> **DESCRIPTION OF THE TASK**: Reproduce each line from the records that holds "στήλη".

[START TASK DATA]

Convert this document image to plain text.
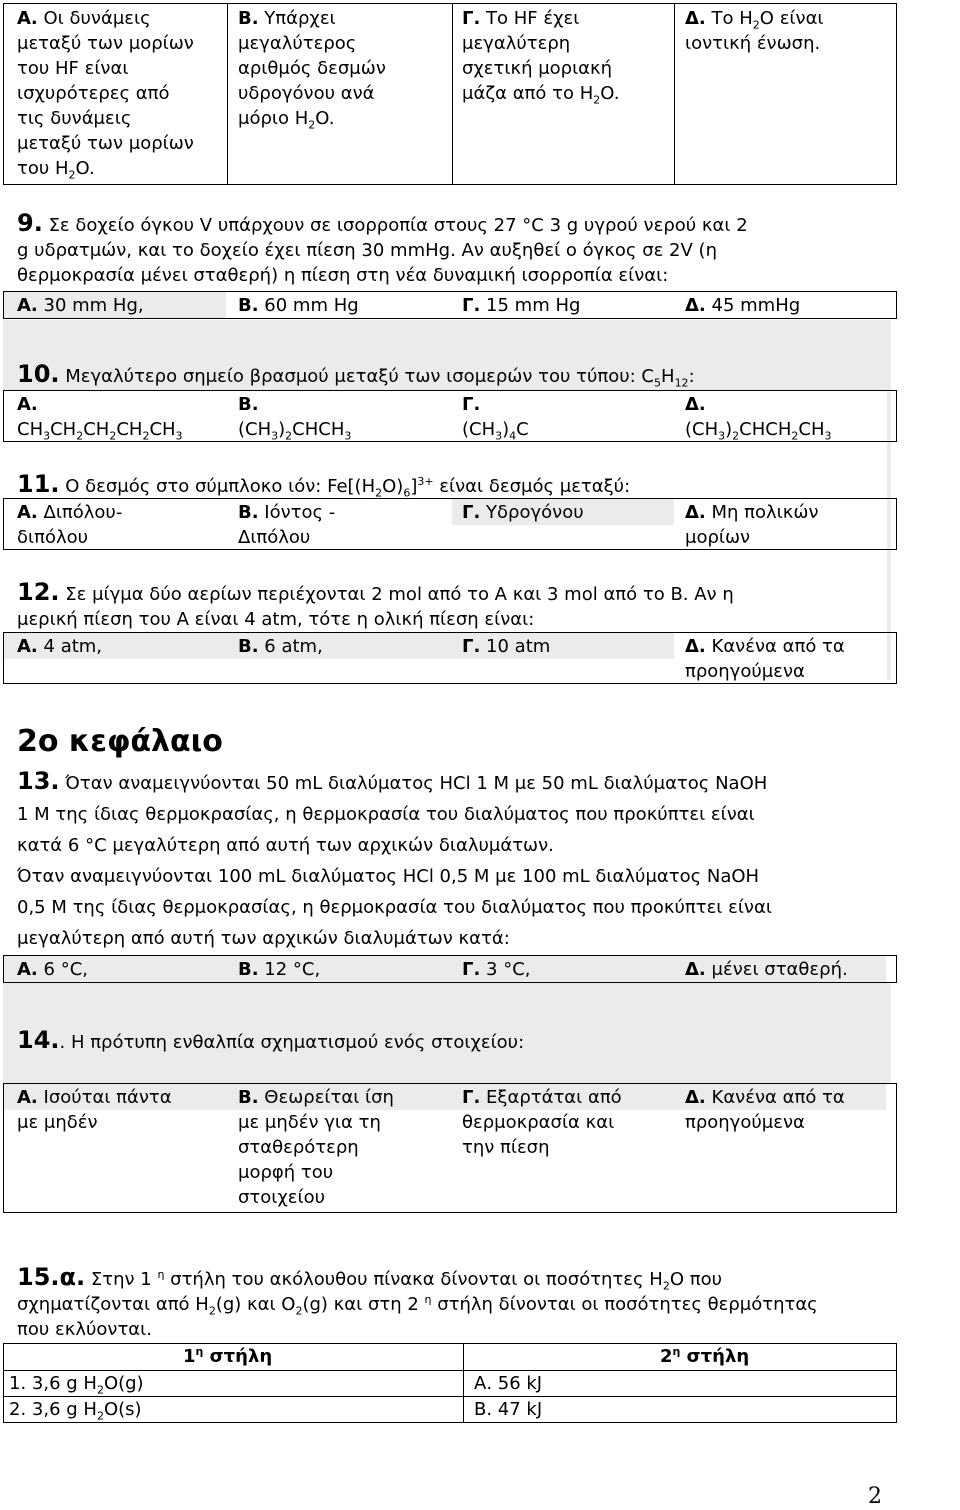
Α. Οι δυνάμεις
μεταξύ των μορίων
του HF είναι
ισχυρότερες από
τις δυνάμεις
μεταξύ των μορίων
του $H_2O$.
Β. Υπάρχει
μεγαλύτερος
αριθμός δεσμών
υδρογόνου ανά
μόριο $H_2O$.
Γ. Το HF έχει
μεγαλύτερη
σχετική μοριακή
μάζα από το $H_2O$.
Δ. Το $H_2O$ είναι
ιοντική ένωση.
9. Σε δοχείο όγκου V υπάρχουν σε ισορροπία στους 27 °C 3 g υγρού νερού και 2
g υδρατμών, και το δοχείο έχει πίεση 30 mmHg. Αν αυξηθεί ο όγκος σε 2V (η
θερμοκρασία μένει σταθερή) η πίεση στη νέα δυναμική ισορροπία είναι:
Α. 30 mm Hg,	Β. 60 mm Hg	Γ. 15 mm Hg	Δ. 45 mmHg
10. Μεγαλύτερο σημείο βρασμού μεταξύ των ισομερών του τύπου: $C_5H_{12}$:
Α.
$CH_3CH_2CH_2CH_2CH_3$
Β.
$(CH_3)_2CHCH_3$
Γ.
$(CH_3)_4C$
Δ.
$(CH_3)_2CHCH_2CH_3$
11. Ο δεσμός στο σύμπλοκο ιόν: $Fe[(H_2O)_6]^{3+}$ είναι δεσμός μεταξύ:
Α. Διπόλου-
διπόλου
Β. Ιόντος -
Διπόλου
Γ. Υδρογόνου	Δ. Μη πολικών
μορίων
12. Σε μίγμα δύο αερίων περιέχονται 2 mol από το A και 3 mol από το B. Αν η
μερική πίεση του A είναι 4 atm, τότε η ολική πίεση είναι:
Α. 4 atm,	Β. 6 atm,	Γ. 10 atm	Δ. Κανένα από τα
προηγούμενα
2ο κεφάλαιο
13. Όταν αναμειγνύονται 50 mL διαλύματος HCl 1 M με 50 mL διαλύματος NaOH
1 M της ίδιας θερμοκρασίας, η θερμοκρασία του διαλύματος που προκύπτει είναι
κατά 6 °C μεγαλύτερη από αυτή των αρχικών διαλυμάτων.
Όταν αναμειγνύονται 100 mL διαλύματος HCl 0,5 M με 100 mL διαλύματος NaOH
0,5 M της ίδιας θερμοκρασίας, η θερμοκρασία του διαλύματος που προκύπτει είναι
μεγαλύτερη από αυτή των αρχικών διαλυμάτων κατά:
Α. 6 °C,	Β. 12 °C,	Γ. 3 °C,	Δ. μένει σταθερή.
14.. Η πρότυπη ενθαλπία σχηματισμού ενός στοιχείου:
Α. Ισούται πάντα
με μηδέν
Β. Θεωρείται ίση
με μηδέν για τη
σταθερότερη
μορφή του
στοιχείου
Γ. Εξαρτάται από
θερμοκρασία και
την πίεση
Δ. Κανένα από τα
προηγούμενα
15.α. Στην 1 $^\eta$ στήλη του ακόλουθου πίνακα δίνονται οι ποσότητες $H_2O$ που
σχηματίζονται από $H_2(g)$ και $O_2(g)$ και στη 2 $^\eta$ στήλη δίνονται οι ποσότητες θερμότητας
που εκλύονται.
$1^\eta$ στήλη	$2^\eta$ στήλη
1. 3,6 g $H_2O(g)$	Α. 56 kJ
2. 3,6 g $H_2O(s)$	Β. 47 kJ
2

[END TASK DATA]

> **FINISHED EXERCISE**:
15.α. Στην 1 $^\eta$ στήλη του ακόλουθου πίνακα δίνονται οι ποσότητες $H_2O$ που
σχηματίζονται από $H_2(g)$ και $O_2(g)$ και στη 2 $^\eta$ στήλη δίνονται οι ποσότητες θερμότητας
$1^\eta$ στήλη	$2^\eta$ στήλη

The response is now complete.